## [LISTED ENTRIES]
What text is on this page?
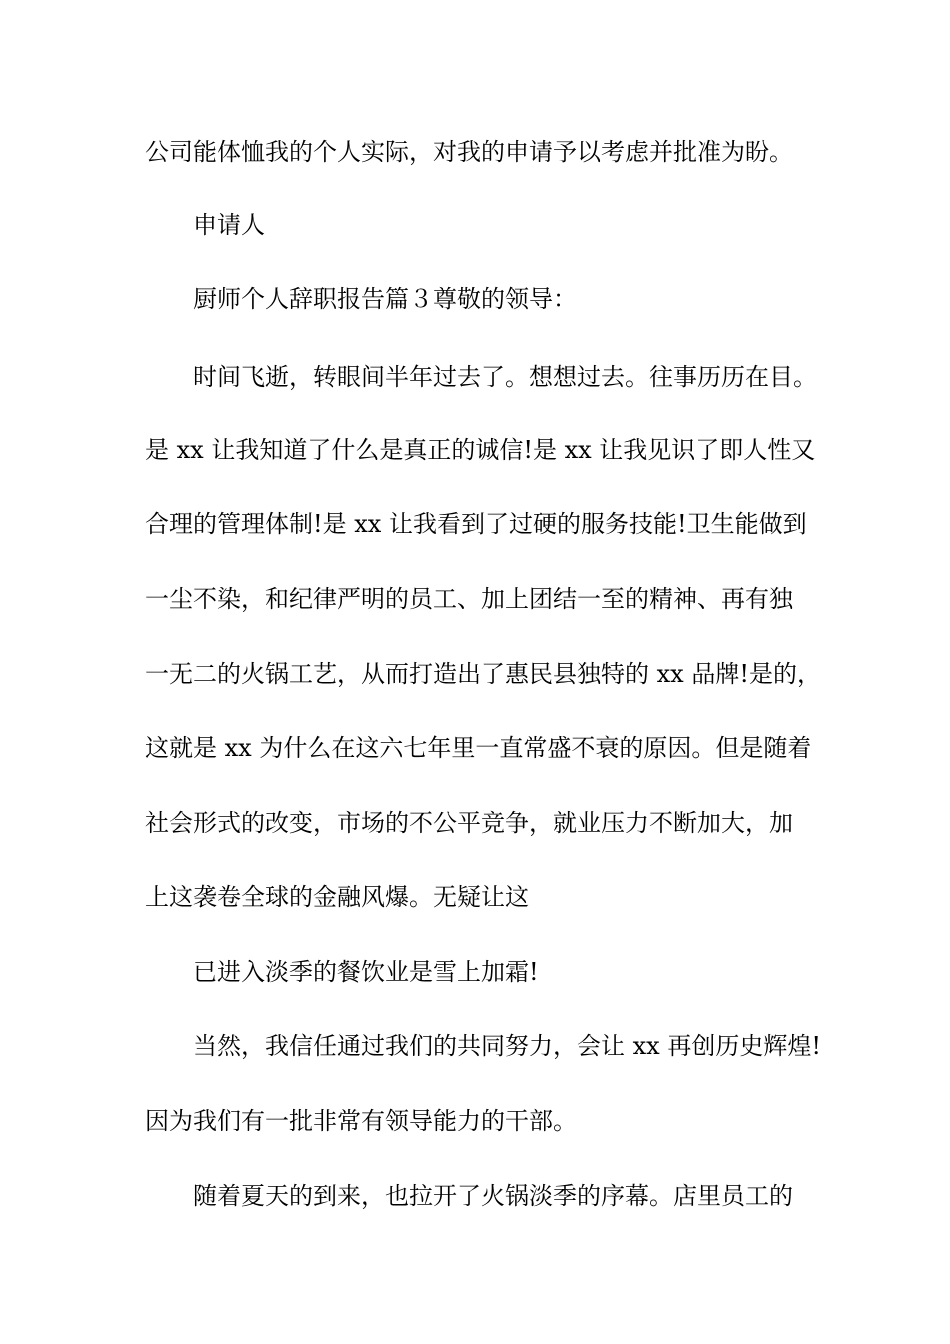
公司能体恤我的个人实际，对我的申请予以考虑并批准为盼。
申请人
厨师个人辞职报告篇３尊敬的领导：
时间飞逝，转眼间半年过去了。想想过去。往事历历在目。
是 xx 让我知道了什么是真正的诚信!是 xx 让我见识了即人性又
合理的管理体制!是 xx 让我看到了过硬的服务技能!卫生能做到
一尘不染，和纪律严明的员工、加上团结一至的精神、再有独
一无二的火锅工艺，从而打造出了惠民县独特的 xx 品牌!是的，
这就是 xx 为什么在这六七年里一直常盛不衰的原因。但是随着
社会形式的改变，市场的不公平竞争，就业压力不断加大，加
上这袭卷全球的金融风爆。无疑让这
已进入淡季的餐饮业是雪上加霜!
当然，我信任通过我们的共同努力，会让 xx 再创历史辉煌!
因为我们有一批非常有领导能力的干部。
随着夏天的到来，也拉开了火锅淡季的序幕。店里员工的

## [WHAT THIS TASK INVOLVES]
Omit the pictures and give the material again, exactly and in full.

## [RESULT OF THIS EXERCISE]
What text is on this page?
公司能体恤我的个人实际，对我的申请予以考虑并批准为盼。
申请人
厨师个人辞职报告篇３尊敬的领导：
时间飞逝，转眼间半年过去了。想想过去。往事历历在目。
是 xx 让我知道了什么是真正的诚信!是 xx 让我见识了即人性又
合理的管理体制!是 xx 让我看到了过硬的服务技能!卫生能做到
一尘不染，和纪律严明的员工、加上团结一至的精神、再有独
一无二的火锅工艺，从而打造出了惠民县独特的 xx 品牌!是的，
这就是 xx 为什么在这六七年里一直常盛不衰的原因。但是随着
社会形式的改变，市场的不公平竞争，就业压力不断加大，加
上这袭卷全球的金融风爆。无疑让这
已进入淡季的餐饮业是雪上加霜!
当然，我信任通过我们的共同努力，会让 xx 再创历史辉煌!
因为我们有一批非常有领导能力的干部。
随着夏天的到来，也拉开了火锅淡季的序幕。店里员工的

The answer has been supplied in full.